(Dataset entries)
Start
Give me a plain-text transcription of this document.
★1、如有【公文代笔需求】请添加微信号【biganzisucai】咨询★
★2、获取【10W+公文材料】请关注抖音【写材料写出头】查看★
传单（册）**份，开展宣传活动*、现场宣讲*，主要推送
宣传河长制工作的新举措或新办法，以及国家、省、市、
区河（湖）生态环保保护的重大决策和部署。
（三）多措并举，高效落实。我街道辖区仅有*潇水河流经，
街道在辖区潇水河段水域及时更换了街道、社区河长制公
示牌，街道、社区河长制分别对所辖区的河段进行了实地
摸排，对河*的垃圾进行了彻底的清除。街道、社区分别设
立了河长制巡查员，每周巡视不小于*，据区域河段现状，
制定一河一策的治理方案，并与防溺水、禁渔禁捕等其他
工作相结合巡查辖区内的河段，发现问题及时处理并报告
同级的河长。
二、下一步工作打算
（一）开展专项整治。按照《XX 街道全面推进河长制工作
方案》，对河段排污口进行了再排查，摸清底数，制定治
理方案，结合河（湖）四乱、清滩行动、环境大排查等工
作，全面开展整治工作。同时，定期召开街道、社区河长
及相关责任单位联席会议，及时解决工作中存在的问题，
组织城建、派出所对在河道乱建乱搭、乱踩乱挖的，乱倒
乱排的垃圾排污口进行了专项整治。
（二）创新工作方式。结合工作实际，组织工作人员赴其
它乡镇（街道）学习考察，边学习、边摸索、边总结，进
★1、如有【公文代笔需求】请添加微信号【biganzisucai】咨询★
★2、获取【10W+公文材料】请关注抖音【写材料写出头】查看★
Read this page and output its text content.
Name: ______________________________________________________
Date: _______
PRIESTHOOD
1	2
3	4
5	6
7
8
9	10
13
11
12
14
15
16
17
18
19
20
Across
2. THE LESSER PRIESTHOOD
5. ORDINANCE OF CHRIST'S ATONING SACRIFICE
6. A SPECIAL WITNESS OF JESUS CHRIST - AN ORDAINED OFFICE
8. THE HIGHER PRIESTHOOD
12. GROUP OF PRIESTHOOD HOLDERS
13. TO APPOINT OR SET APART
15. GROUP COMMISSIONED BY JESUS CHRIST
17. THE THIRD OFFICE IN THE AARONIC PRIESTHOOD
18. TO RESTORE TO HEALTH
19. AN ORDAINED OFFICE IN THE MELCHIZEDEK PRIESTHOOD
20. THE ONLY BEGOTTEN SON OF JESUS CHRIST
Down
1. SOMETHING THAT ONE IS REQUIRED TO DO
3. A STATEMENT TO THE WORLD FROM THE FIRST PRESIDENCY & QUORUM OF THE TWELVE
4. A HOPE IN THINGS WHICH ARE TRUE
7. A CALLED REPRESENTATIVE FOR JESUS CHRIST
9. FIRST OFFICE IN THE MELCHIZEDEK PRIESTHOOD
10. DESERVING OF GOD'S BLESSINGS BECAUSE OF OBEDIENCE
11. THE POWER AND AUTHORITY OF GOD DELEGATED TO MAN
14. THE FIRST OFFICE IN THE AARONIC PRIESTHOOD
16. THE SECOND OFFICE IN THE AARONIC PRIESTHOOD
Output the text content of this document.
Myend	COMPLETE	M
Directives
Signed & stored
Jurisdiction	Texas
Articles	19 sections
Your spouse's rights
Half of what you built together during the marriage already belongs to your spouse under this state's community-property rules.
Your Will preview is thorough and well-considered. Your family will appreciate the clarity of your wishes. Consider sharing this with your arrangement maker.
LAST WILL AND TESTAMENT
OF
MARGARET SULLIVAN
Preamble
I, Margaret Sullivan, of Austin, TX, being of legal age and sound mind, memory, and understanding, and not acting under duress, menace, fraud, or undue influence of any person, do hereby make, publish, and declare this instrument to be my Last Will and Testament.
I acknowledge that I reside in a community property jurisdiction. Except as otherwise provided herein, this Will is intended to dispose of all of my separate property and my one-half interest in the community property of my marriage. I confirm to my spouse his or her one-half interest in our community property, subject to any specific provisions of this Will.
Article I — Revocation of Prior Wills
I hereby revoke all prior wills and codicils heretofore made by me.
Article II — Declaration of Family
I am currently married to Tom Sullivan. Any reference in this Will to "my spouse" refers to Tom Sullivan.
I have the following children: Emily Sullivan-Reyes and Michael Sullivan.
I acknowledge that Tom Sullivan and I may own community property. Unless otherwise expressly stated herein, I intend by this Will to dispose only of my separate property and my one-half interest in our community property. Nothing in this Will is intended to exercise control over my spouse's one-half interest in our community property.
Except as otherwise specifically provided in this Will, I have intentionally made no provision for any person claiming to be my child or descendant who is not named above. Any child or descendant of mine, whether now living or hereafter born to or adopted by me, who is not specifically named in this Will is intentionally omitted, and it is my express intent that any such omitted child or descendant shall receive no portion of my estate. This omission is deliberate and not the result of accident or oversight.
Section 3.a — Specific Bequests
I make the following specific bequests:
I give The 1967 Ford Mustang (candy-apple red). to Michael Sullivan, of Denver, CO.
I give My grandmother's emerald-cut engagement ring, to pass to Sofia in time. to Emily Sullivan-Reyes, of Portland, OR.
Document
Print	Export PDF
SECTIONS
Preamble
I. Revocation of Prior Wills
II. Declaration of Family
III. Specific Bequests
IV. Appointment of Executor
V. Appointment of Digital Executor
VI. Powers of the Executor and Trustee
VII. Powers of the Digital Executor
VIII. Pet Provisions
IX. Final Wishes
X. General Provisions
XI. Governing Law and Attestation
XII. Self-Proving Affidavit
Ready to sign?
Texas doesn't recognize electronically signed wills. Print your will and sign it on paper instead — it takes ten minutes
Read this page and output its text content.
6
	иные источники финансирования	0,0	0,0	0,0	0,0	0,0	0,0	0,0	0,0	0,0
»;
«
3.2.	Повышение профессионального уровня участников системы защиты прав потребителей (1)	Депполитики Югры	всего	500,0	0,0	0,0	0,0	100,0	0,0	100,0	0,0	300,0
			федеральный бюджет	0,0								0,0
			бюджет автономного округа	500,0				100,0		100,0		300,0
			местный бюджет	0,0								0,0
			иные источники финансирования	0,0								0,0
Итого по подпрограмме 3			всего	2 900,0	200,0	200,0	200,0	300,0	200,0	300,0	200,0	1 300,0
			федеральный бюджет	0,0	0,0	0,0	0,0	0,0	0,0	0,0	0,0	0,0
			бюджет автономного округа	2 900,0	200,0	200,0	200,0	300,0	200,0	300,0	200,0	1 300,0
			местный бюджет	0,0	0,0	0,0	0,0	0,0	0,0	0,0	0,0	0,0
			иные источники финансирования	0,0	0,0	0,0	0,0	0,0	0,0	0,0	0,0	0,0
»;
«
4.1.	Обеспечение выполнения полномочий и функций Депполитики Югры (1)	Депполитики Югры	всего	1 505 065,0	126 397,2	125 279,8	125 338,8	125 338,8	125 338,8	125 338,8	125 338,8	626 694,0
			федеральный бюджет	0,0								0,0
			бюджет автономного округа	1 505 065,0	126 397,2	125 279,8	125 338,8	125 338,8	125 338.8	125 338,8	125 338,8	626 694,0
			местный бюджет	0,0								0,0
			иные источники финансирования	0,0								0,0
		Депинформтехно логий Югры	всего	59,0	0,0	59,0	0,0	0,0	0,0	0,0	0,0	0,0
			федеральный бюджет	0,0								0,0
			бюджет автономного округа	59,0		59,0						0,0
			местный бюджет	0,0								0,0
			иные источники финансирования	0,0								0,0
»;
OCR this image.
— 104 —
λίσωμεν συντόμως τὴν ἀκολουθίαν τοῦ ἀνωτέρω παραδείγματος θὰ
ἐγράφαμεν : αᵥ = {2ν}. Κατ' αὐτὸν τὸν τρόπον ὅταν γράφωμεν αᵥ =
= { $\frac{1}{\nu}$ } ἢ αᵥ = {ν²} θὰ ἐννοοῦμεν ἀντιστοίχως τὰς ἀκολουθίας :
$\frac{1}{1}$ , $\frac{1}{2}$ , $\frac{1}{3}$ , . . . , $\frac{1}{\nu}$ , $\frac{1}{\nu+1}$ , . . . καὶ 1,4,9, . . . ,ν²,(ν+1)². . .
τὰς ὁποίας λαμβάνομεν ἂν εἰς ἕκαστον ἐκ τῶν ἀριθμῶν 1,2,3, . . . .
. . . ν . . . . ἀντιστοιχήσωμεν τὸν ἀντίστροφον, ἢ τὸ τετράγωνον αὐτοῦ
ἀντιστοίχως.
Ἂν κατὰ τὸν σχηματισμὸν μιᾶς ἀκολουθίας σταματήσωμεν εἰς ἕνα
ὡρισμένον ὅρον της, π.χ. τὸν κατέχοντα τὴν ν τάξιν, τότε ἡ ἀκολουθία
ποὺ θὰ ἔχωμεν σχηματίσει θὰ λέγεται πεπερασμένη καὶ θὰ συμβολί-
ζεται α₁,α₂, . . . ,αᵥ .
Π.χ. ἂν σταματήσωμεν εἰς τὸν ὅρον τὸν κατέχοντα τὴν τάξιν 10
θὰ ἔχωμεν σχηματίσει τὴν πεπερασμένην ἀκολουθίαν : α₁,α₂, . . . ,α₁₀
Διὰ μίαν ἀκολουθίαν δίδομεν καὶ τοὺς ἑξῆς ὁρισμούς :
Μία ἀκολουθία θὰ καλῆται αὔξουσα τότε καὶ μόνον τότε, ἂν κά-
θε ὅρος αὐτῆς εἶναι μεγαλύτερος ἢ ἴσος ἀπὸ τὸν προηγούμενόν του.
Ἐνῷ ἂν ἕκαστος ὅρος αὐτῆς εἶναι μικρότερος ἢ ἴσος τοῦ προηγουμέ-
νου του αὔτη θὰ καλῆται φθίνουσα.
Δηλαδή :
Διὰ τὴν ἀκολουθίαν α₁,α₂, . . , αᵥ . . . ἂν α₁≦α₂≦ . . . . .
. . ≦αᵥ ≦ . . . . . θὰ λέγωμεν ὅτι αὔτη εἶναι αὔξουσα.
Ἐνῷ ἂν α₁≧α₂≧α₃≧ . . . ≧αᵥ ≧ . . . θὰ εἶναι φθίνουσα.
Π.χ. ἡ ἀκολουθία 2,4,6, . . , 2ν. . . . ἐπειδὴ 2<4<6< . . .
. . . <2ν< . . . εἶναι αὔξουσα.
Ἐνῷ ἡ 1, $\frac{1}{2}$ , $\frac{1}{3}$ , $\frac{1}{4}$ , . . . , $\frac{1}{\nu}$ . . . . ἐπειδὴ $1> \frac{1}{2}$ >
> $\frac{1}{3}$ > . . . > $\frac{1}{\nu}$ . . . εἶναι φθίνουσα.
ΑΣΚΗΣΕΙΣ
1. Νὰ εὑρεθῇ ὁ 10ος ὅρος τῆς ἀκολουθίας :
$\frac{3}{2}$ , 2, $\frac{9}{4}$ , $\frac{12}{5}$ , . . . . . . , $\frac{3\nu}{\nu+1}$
End
*Work instructions:* Collect every line with the string "separate" from the records, and copy each.

*Task result:*
I acknowledge that I reside in a community property jurisdiction. Except as otherwise provided herein, this Will is intended to dispose of all of my separate property and my one-half interest in the community property of my marriage. I confirm to my spouse his or her one-half interest in our community property, subject to any specific provisions of this Will.
I acknowledge that Tom Sullivan and I may own community property. Unless otherwise expressly stated herein, I intend by this Will to dispose only of my separate property and my one-half interest in our community property. Nothing in this Will is intended to exercise control over my spouse's one-half interest in our community property.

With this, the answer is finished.